What you have to do> Transcribe all of the material below word for word and leave out its pictures.

### Task material ###

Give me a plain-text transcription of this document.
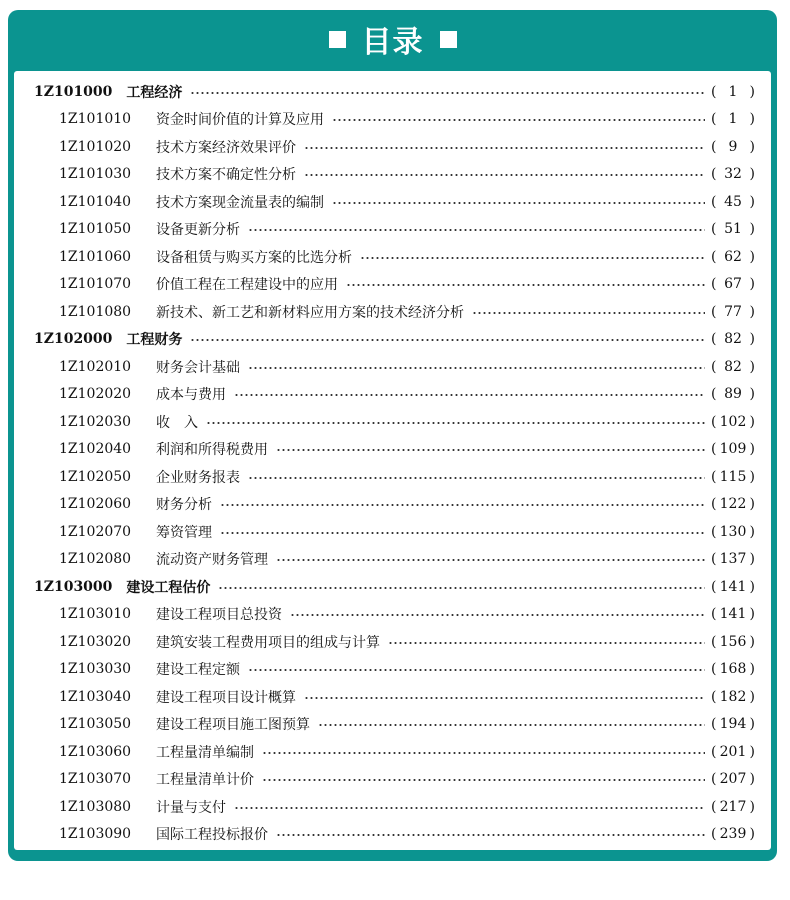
目录
1Z101000 工程经济	( 1 )
1Z101010	资金时间价值的计算及应用	( 1 )
1Z101020	技术方案经济效果评价	( 9 )
1Z101030	技术方案不确定性分析	( 32 )
1Z101040	技术方案现金流量表的编制	( 45 )
1Z101050	设备更新分析	( 51 )
1Z101060	设备租赁与购买方案的比选分析	( 62 )
1Z101070	价值工程在工程建设中的应用	( 67 )
1Z101080	新技术、新工艺和新材料应用方案的技术经济分析	( 77 )
1Z102000 工程财务	( 82 )
1Z102010	财务会计基础	( 82 )
1Z102020	成本与费用	( 89 )
1Z102030	收　入	( 102 )
1Z102040	利润和所得税费用	( 109 )
1Z102050	企业财务报表	( 115 )
1Z102060	财务分析	( 122 )
1Z102070	筹资管理	( 130 )
1Z102080	流动资产财务管理	( 137 )
1Z103000 建设工程估价	( 141 )
1Z103010	建设工程项目总投资	( 141 )
1Z103020	建筑安装工程费用项目的组成与计算	( 156 )
1Z103030	建设工程定额	( 168 )
1Z103040	建设工程项目设计概算	( 182 )
1Z103050	建设工程项目施工图预算	( 194 )
1Z103060	工程量清单编制	( 201 )
1Z103070	工程量清单计价	( 207 )
1Z103080	计量与支付	( 217 )
1Z103090	国际工程投标报价	( 239 )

###

Problem solution>
Give me a plain-text transcription of this document.
目录
1Z101000 工程经济	( 1 )
1Z101010	资金时间价值的计算及应用	( 1 )
1Z101020	技术方案经济效果评价	( 9 )
1Z101030	技术方案不确定性分析	( 32 )
1Z101040	技术方案现金流量表的编制	( 45 )
1Z101050	设备更新分析	( 51 )
1Z101060	设备租赁与购买方案的比选分析	( 62 )
1Z101070	价值工程在工程建设中的应用	( 67 )
1Z101080	新技术、新工艺和新材料应用方案的技术经济分析	( 77 )
1Z102000 工程财务	( 82 )
1Z102010	财务会计基础	( 82 )
1Z102020	成本与费用	( 89 )
1Z102030	收　入	( 102 )
1Z102040	利润和所得税费用	( 109 )
1Z102050	企业财务报表	( 115 )
1Z102060	财务分析	( 122 )
1Z102070	筹资管理	( 130 )
1Z102080	流动资产财务管理	( 137 )
1Z103000 建设工程估价	( 141 )
1Z103010	建设工程项目总投资	( 141 )
1Z103020	建筑安装工程费用项目的组成与计算	( 156 )
1Z103030	建设工程定额	( 168 )
1Z103040	建设工程项目设计概算	( 182 )
1Z103050	建设工程项目施工图预算	( 194 )
1Z103060	工程量清单编制	( 201 )
1Z103070	工程量清单计价	( 207 )
1Z103080	计量与支付	( 217 )
1Z103090	国际工程投标报价	( 239 )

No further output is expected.